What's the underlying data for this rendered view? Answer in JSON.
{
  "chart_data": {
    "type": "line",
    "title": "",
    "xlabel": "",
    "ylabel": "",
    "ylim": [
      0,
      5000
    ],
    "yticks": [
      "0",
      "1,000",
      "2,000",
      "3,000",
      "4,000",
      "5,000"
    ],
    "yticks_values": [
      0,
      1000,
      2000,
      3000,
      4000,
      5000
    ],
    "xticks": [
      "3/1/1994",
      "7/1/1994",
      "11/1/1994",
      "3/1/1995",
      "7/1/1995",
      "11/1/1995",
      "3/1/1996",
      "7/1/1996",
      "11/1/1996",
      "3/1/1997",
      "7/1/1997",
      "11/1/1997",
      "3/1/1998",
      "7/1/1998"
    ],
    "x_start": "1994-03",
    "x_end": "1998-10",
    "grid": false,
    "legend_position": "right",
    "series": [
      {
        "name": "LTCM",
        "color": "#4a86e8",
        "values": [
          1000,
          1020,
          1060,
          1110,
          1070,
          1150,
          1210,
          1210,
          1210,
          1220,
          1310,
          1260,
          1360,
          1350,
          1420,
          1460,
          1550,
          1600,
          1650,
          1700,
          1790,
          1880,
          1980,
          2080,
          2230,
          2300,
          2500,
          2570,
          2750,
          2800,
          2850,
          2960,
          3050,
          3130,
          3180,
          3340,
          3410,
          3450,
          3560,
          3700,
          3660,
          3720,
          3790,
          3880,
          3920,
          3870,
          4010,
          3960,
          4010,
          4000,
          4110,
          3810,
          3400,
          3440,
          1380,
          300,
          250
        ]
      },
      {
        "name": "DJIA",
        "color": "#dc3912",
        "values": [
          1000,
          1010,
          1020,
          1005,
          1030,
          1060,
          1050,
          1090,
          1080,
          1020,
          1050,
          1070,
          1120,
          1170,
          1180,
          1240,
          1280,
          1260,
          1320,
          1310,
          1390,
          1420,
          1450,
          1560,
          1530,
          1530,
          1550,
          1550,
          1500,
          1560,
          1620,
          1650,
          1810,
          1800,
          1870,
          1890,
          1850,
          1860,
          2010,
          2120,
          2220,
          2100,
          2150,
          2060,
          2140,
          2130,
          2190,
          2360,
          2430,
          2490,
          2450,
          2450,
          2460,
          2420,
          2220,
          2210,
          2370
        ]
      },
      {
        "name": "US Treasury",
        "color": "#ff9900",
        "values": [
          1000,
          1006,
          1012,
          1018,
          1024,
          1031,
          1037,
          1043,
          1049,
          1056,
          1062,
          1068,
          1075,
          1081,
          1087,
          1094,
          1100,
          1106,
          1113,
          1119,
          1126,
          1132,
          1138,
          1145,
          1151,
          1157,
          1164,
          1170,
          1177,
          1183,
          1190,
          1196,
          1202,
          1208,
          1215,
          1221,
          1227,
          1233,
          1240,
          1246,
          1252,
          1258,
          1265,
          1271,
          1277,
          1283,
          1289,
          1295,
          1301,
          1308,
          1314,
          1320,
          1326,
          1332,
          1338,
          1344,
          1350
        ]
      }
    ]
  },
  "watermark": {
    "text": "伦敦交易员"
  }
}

--

Report only the number of lines that hold the word "color".

### Full output
3